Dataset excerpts

═══

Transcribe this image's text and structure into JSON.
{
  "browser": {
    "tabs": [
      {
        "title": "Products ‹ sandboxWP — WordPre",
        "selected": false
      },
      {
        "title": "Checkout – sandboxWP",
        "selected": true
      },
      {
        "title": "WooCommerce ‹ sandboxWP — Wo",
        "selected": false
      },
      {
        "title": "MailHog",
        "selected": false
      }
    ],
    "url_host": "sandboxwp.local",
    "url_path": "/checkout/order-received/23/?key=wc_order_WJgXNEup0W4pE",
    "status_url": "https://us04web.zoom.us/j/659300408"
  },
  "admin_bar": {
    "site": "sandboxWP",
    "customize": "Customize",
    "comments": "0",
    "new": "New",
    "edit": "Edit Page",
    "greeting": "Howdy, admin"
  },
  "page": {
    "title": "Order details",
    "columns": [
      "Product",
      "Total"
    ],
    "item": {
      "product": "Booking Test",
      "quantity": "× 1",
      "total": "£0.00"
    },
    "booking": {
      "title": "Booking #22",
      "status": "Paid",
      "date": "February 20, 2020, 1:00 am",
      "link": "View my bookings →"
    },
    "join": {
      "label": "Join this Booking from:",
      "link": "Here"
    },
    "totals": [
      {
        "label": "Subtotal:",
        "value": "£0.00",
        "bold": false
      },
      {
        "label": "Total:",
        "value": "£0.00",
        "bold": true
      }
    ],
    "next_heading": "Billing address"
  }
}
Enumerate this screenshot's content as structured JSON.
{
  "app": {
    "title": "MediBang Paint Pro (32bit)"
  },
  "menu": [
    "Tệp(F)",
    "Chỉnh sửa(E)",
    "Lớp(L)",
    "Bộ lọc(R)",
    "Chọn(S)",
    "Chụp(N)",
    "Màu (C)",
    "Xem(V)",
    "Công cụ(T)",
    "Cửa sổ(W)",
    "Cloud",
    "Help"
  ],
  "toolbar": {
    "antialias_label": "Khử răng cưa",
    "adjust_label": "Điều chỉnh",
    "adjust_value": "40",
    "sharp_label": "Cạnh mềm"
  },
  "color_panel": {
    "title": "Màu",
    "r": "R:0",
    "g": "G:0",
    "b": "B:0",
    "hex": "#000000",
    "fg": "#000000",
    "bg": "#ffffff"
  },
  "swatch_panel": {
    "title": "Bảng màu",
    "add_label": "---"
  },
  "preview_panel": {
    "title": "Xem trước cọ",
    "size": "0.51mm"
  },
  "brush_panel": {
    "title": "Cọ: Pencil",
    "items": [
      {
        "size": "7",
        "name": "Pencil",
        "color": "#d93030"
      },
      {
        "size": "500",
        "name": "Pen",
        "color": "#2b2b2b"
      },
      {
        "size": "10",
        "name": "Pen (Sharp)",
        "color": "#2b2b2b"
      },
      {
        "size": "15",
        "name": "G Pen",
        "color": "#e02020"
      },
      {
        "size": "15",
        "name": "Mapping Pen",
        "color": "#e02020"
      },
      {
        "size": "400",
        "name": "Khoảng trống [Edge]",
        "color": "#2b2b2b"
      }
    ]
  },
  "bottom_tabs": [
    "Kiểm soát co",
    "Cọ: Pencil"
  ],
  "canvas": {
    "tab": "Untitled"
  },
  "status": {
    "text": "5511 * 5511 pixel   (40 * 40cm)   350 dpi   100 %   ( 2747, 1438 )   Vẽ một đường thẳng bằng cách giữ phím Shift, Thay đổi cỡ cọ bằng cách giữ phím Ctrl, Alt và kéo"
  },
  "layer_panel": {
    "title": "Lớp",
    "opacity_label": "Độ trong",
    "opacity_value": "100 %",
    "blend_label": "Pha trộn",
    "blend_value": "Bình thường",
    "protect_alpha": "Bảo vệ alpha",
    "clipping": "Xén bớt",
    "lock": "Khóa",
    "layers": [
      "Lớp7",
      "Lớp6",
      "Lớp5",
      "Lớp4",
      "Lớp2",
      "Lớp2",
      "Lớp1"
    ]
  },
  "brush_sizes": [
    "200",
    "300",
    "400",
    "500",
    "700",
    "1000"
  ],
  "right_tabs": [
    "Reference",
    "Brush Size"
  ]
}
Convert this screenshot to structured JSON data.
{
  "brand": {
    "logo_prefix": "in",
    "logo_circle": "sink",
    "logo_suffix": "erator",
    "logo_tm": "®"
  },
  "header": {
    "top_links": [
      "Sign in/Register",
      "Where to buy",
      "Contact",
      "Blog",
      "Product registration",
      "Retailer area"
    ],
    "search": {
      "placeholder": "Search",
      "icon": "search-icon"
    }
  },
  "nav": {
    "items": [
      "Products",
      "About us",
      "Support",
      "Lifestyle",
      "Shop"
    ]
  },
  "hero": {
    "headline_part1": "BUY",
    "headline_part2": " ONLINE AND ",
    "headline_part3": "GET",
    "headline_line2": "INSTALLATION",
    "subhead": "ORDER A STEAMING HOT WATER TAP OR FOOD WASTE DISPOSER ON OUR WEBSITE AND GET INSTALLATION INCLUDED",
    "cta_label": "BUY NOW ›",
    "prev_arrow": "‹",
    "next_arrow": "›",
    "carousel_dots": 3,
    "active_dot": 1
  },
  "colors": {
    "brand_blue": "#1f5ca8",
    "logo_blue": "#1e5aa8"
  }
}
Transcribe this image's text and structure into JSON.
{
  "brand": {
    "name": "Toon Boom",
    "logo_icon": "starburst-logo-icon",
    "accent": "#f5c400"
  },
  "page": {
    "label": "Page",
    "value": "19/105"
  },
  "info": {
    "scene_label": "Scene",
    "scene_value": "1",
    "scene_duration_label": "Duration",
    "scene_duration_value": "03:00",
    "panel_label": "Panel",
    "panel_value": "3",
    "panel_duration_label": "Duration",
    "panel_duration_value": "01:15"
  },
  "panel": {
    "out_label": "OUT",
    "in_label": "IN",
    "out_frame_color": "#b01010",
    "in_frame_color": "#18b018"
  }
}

═══

**Your instructions**. Restate each record word for word.

**The answer**.
Transcribe this image's text and structure into JSON.
{
  "browser": {
    "tabs": [
      {
        "title": "Products ‹ sandboxWP — WordPre",
        "selected": false
      },
      {
        "title": "Checkout – sandboxWP",
        "selected": true
      },
      {
        "title": "WooCommerce ‹ sandboxWP — Wo",
        "selected": false
      },
      {
        "title": "MailHog",
        "selected": false
      }
    ],
    "url_host": "sandboxwp.local",
    "url_path": "/checkout/order-received/23/?key=wc_order_WJgXNEup0W4pE",
    "status_url": "https://us04web.zoom.us/j/659300408"
  },
  "admin_bar": {
    "site": "sandboxWP",
    "customize": "Customize",
    "comments": "0",
    "new": "New",
    "edit": "Edit Page",
    "greeting": "Howdy, admin"
  },
  "page": {
    "title": "Order details",
    "columns": [
      "Product",
      "Total"
    ],
    "item": {
      "product": "Booking Test",
      "quantity": "× 1",
      "total": "£0.00"
    },
    "booking": {
      "title": "Booking #22",
      "status": "Paid",
      "date": "February 20, 2020, 1:00 am",
      "link": "View my bookings →"
    },
    "join": {
      "label": "Join this Booking from:",
      "link": "Here"
    },
    "totals": [
      {
        "label": "Subtotal:",
        "value": "£0.00",
        "bold": false
      },
      {
        "label": "Total:",
        "value": "£0.00",
        "bold": true
      }
    ],
    "next_heading": "Billing address"
  }
}
Enumerate this screenshot's content as structured JSON.
{
  "app": {
    "title": "MediBang Paint Pro (32bit)"
  },
  "menu": [
    "Tệp(F)",
    "Chỉnh sửa(E)",
    "Lớp(L)",
    "Bộ lọc(R)",
    "Chọn(S)",
    "Chụp(N)",
    "Màu (C)",
    "Xem(V)",
    "Công cụ(T)",
    "Cửa sổ(W)",
    "Cloud",
    "Help"
  ],
  "toolbar": {
    "antialias_label": "Khử răng cưa",
    "adjust_label": "Điều chỉnh",
    "adjust_value": "40",
    "sharp_label": "Cạnh mềm"
  },
  "color_panel": {
    "title": "Màu",
    "r": "R:0",
    "g": "G:0",
    "b": "B:0",
    "hex": "#000000",
    "fg": "#000000",
    "bg": "#ffffff"
  },
  "swatch_panel": {
    "title": "Bảng màu",
    "add_label": "---"
  },
  "preview_panel": {
    "title": "Xem trước cọ",
    "size": "0.51mm"
  },
  "brush_panel": {
    "title": "Cọ: Pencil",
    "items": [
      {
        "size": "7",
        "name": "Pencil",
        "color": "#d93030"
      },
      {
        "size": "500",
        "name": "Pen",
        "color": "#2b2b2b"
      },
      {
        "size": "10",
        "name": "Pen (Sharp)",
        "color": "#2b2b2b"
      },
      {
        "size": "15",
        "name": "G Pen",
        "color": "#e02020"
      },
      {
        "size": "15",
        "name": "Mapping Pen",
        "color": "#e02020"
      },
      {
        "size": "400",
        "name": "Khoảng trống [Edge]",
        "color": "#2b2b2b"
      }
    ]
  },
  "bottom_tabs": [
    "Kiểm soát co",
    "Cọ: Pencil"
  ],
  "canvas": {
    "tab": "Untitled"
  },
  "status": {
    "text": "5511 * 5511 pixel   (40 * 40cm)   350 dpi   100 %   ( 2747, 1438 )   Vẽ một đường thẳng bằng cách giữ phím Shift, Thay đổi cỡ cọ bằng cách giữ phím Ctrl, Alt và kéo"
  },
  "layer_panel": {
    "title": "Lớp",
    "opacity_label": "Độ trong",
    "opacity_value": "100 %",
    "blend_label": "Pha trộn",
    "blend_value": "Bình thường",
    "protect_alpha": "Bảo vệ alpha",
    "clipping": "Xén bớt",
    "lock": "Khóa",
    "layers": [
      "Lớp7",
      "Lớp6",
      "Lớp5",
      "Lớp4",
      "Lớp2",
      "Lớp2",
      "Lớp1"
    ]
  },
  "brush_sizes": [
    "200",
    "300",
    "400",
    "500",
    "700",
    "1000"
  ],
  "right_tabs": [
    "Reference",
    "Brush Size"
  ]
}
Convert this screenshot to structured JSON data.
{
  "brand": {
    "logo_prefix": "in",
    "logo_circle": "sink",
    "logo_suffix": "erator",
    "logo_tm": "®"
  },
  "header": {
    "top_links": [
      "Sign in/Register",
      "Where to buy",
      "Contact",
      "Blog",
      "Product registration",
      "Retailer area"
    ],
    "search": {
      "placeholder": "Search",
      "icon": "search-icon"
    }
  },
  "nav": {
    "items": [
      "Products",
      "About us",
      "Support",
      "Lifestyle",
      "Shop"
    ]
  },
  "hero": {
    "headline_part1": "BUY",
    "headline_part2": " ONLINE AND ",
    "headline_part3": "GET",
    "headline_line2": "INSTALLATION",
    "subhead": "ORDER A STEAMING HOT WATER TAP OR FOOD WASTE DISPOSER ON OUR WEBSITE AND GET INSTALLATION INCLUDED",
    "cta_label": "BUY NOW ›",
    "prev_arrow": "‹",
    "next_arrow": "›",
    "carousel_dots": 3,
    "active_dot": 1
  },
  "colors": {
    "brand_blue": "#1f5ca8",
    "logo_blue": "#1e5aa8"
  }
}
Transcribe this image's text and structure into JSON.
{
  "brand": {
    "name": "Toon Boom",
    "logo_icon": "starburst-logo-icon",
    "accent": "#f5c400"
  },
  "page": {
    "label": "Page",
    "value": "19/105"
  },
  "info": {
    "scene_label": "Scene",
    "scene_value": "1",
    "scene_duration_label": "Duration",
    "scene_duration_value": "03:00",
    "panel_label": "Panel",
    "panel_value": "3",
    "panel_duration_label": "Duration",
    "panel_duration_value": "01:15"
  },
  "panel": {
    "out_label": "OUT",
    "in_label": "IN",
    "out_frame_color": "#b01010",
    "in_frame_color": "#18b018"
  }
}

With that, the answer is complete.